:: Supplied information
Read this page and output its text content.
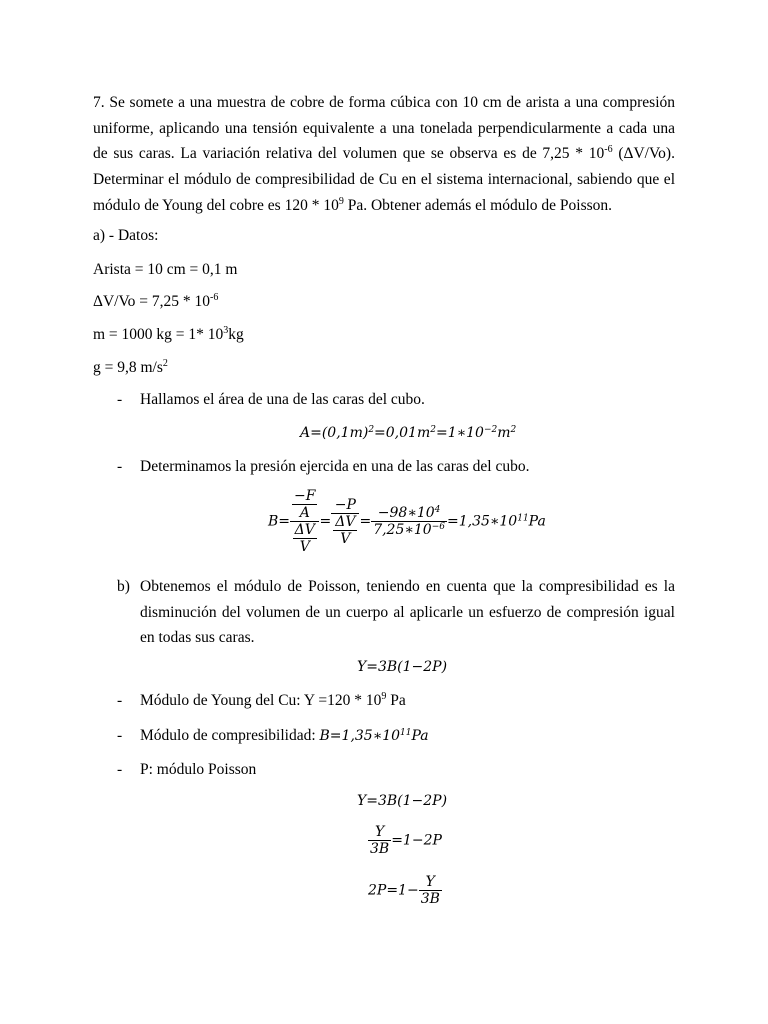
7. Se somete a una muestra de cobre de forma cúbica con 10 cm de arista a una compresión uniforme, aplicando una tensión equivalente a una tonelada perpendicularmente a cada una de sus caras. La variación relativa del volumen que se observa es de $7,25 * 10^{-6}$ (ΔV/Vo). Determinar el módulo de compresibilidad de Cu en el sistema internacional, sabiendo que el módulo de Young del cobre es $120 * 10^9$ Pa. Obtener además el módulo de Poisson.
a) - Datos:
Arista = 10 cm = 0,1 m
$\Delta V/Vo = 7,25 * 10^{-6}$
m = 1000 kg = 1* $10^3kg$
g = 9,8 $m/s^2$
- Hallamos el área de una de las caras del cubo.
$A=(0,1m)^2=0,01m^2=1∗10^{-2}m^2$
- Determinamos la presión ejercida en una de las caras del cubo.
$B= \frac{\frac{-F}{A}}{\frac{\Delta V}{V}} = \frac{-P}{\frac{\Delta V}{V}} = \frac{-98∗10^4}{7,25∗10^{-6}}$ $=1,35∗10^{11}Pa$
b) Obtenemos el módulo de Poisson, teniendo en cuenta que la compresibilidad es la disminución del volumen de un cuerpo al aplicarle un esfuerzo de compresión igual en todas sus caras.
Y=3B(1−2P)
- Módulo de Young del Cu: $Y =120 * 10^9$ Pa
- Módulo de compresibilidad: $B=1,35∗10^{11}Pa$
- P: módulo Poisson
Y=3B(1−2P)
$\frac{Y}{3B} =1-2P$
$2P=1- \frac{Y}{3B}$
::::
▸ Stated exercise:
Copy each line exactly, and leave the pictures out of your copy.

▸ Solution:
Read this page and output its text content.
7. Se somete a una muestra de cobre de forma cúbica con 10 cm de arista a una compresión uniforme, aplicando una tensión equivalente a una tonelada perpendicularmente a cada una de sus caras. La variación relativa del volumen que se observa es de $7,25 * 10^{-6}$ (ΔV/Vo). Determinar el módulo de compresibilidad de Cu en el sistema internacional, sabiendo que el módulo de Young del cobre es $120 * 10^9$ Pa. Obtener además el módulo de Poisson.
a) - Datos:
Arista = 10 cm = 0,1 m
$\Delta V/Vo = 7,25 * 10^{-6}$
m = 1000 kg = 1* $10^3kg$
g = 9,8 $m/s^2$
- Hallamos el área de una de las caras del cubo.
$A=(0,1m)^2=0,01m^2=1∗10^{-2}m^2$
- Determinamos la presión ejercida en una de las caras del cubo.
$B= \frac{\frac{-F}{A}}{\frac{\Delta V}{V}} = \frac{-P}{\frac{\Delta V}{V}} = \frac{-98∗10^4}{7,25∗10^{-6}}$ $=1,35∗10^{11}Pa$
b) Obtenemos el módulo de Poisson, teniendo en cuenta que la compresibilidad es la disminución del volumen de un cuerpo al aplicarle un esfuerzo de compresión igual en todas sus caras.
Y=3B(1−2P)
- Módulo de Young del Cu: $Y =120 * 10^9$ Pa
- Módulo de compresibilidad: $B=1,35∗10^{11}Pa$
- P: módulo Poisson
Y=3B(1−2P)
$\frac{Y}{3B} =1-2P$
$2P=1- \frac{Y}{3B}$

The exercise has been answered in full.